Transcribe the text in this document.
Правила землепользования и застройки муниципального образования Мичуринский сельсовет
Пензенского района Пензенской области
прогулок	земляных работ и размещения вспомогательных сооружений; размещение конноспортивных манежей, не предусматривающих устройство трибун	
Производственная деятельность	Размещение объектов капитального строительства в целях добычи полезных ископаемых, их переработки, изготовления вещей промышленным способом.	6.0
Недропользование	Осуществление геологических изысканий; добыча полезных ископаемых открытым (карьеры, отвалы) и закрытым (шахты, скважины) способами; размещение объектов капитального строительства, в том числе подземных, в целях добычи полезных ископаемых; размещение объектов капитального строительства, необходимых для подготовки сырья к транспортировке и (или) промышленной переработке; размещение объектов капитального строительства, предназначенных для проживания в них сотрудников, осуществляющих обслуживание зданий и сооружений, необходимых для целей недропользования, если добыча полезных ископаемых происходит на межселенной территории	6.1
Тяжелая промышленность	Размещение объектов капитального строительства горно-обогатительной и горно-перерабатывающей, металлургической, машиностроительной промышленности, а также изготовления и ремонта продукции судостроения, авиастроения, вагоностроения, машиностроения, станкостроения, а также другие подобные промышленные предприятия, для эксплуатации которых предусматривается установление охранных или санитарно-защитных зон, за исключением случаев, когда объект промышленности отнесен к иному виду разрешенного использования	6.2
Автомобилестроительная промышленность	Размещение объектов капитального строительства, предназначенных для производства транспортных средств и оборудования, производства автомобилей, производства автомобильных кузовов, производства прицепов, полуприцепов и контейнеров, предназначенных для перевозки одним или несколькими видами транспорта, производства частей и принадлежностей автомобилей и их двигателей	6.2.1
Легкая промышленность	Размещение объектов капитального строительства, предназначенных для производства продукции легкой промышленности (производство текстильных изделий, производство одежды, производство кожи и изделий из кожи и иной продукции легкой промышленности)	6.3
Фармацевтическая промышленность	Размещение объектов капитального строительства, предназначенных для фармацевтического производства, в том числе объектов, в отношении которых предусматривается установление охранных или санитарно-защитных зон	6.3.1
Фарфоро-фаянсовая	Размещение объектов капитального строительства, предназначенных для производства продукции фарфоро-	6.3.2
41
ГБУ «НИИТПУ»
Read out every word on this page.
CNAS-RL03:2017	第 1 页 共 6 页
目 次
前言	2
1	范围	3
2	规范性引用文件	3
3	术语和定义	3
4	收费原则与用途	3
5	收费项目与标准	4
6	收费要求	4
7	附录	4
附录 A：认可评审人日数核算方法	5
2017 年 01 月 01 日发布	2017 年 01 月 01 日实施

#####

GOAL OF THE EXERCISE: Beginning with the line that contains "Read out every word on this page.", quote each line exactly through the last line of the entries above, and nothing beyond them.

CORRECT OUTPUT:
Read out every word on this page.
CNAS-RL03:2017	第 1 页 共 6 页
目 次
前言	2
1	范围	3
2	规范性引用文件	3
3	术语和定义	3
4	收费原则与用途	3
5	收费项目与标准	4
6	收费要求	4
7	附录	4
附录 A：认可评审人日数核算方法	5
2017 年 01 月 01 日发布	2017 年 01 月 01 日实施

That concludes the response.